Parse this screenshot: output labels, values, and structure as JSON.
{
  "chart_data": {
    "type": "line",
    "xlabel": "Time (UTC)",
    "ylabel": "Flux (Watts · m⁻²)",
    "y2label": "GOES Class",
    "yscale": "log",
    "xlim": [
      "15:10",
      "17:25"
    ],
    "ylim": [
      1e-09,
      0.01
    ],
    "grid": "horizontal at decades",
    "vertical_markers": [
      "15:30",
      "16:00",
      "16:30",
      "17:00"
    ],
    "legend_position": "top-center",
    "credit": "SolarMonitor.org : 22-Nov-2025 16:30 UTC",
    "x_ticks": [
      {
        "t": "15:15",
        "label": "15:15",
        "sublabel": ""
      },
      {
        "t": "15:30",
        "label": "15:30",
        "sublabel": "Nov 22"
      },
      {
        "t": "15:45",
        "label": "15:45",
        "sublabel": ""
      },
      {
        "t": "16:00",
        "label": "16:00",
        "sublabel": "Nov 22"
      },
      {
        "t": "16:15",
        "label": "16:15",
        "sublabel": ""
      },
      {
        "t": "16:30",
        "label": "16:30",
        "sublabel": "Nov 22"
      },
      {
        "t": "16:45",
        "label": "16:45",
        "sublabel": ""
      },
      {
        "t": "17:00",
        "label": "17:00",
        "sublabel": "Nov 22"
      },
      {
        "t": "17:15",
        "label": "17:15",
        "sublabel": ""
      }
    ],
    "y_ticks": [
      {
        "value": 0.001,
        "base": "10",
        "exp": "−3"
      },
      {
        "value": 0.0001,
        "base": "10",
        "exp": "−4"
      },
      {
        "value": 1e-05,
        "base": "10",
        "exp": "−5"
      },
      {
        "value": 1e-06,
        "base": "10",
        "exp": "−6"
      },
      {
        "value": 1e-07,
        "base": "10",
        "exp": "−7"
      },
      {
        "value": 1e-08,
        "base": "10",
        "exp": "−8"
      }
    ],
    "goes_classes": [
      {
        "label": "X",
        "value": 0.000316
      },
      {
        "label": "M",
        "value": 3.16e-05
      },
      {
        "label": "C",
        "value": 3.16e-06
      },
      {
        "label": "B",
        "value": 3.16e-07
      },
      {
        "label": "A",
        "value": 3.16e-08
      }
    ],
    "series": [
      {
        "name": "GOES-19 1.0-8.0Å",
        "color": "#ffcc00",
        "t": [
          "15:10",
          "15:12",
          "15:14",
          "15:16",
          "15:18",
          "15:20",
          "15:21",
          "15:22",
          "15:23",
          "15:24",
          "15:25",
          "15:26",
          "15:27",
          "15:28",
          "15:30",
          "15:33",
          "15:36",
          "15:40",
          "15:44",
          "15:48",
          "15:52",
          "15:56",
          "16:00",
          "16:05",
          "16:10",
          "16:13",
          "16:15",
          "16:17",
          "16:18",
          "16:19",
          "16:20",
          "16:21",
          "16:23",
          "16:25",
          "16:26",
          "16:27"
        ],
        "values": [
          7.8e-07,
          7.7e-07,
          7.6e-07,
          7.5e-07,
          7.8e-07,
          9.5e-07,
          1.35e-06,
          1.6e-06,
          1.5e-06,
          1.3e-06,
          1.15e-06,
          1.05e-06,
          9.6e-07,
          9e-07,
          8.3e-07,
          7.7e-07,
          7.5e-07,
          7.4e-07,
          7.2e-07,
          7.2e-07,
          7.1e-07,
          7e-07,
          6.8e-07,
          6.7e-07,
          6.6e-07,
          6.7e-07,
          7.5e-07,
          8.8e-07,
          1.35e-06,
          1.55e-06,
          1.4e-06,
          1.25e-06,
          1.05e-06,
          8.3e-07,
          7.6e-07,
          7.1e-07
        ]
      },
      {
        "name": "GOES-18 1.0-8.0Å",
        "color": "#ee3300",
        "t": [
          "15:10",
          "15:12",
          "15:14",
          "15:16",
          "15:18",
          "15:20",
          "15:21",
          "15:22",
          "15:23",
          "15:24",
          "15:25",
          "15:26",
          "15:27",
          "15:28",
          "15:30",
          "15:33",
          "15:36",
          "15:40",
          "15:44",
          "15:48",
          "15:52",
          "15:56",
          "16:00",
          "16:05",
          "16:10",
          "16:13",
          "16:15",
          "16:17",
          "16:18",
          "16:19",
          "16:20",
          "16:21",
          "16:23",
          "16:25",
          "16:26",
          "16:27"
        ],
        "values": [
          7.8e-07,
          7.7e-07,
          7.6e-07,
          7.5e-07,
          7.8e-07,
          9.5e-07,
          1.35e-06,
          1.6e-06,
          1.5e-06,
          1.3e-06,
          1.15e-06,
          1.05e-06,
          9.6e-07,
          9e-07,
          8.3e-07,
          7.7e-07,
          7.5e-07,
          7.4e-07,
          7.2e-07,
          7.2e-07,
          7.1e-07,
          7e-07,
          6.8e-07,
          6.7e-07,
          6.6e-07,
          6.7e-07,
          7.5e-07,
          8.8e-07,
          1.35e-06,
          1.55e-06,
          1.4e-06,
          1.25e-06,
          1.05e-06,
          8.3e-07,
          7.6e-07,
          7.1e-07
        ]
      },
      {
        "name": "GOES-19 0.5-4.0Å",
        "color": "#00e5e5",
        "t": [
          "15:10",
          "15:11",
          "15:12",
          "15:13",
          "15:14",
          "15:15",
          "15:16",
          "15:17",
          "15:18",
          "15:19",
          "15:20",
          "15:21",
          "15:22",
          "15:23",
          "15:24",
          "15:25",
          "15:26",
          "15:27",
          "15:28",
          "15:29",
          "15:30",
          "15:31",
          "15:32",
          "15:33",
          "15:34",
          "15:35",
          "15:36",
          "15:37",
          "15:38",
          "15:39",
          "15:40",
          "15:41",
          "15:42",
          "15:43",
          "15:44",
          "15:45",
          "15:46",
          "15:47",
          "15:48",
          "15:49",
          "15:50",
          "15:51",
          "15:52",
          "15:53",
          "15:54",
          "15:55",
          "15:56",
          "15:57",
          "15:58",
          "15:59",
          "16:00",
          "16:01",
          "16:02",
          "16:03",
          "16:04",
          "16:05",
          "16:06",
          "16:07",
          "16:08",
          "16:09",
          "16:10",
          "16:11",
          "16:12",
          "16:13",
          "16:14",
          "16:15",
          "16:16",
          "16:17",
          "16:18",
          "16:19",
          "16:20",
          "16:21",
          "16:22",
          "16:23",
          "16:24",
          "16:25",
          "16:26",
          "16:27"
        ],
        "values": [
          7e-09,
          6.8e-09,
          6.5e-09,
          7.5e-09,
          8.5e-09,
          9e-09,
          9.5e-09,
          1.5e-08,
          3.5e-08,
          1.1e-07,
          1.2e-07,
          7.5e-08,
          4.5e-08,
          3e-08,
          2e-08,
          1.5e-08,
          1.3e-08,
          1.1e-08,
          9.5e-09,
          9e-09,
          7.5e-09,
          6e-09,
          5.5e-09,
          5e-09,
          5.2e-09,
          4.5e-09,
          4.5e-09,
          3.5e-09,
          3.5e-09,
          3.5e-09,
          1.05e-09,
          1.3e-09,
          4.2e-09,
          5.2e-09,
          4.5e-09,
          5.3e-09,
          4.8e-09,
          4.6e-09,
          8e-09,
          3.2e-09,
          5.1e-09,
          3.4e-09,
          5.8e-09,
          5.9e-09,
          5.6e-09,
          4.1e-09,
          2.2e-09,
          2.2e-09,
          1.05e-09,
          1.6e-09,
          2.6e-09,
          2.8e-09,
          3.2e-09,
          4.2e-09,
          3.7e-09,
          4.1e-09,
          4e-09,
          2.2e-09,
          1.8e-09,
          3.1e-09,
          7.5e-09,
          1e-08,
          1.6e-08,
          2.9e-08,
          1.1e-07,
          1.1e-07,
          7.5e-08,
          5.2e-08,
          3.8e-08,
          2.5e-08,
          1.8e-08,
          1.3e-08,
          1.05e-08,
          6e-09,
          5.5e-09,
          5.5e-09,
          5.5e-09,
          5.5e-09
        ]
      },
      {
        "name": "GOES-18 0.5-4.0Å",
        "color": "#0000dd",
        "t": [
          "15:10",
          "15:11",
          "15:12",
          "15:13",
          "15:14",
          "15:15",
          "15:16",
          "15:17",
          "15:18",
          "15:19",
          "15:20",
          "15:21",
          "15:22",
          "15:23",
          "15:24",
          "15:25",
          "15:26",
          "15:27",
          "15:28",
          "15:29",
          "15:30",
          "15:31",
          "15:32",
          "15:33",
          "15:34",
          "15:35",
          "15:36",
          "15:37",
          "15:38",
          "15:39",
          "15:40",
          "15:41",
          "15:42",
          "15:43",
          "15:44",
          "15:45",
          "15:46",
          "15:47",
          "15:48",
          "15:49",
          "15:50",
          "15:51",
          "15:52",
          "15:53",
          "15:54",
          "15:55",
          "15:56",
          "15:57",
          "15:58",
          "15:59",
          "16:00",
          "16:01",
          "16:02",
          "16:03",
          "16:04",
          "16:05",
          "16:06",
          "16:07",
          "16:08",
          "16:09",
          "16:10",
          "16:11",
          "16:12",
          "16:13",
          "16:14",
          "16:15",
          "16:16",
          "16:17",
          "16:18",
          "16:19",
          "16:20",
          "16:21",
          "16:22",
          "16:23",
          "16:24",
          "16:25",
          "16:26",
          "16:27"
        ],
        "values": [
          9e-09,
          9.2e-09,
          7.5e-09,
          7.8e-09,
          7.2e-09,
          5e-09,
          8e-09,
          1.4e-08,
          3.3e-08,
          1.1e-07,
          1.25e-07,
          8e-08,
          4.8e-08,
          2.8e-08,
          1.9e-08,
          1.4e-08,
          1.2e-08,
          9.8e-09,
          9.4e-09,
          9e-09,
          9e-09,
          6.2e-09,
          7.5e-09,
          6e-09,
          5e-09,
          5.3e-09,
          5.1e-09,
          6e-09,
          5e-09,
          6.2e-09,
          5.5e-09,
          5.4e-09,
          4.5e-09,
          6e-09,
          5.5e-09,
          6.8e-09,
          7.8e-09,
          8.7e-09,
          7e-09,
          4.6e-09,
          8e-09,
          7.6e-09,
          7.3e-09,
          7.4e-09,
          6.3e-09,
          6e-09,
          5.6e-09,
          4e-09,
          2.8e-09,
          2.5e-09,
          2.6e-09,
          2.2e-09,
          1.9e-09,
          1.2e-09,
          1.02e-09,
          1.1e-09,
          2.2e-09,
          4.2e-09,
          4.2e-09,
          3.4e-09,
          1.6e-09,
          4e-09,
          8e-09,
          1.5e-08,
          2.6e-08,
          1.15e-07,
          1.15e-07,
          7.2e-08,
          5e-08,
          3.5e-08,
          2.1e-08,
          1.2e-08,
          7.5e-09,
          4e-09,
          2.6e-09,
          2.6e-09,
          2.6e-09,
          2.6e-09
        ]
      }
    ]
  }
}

□ □ □

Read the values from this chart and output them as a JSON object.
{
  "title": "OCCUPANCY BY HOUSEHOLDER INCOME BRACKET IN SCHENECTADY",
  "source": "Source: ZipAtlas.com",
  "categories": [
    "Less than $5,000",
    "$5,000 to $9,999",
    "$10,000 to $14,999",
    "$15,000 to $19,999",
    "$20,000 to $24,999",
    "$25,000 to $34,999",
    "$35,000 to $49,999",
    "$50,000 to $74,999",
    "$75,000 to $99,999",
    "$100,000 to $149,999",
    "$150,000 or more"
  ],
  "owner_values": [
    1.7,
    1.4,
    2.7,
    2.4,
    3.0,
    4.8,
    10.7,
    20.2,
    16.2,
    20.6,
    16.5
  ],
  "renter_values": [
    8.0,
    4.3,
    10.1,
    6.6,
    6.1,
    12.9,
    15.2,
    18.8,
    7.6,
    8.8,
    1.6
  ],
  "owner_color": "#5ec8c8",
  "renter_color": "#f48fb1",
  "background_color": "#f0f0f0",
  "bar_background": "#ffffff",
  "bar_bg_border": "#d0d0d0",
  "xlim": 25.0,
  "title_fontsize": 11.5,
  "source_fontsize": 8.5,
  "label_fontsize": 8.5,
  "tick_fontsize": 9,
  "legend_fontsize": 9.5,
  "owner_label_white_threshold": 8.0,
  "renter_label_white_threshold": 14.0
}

□ □ □

Return only the number of lines in the data that contain "JSON".

**Correct result**
2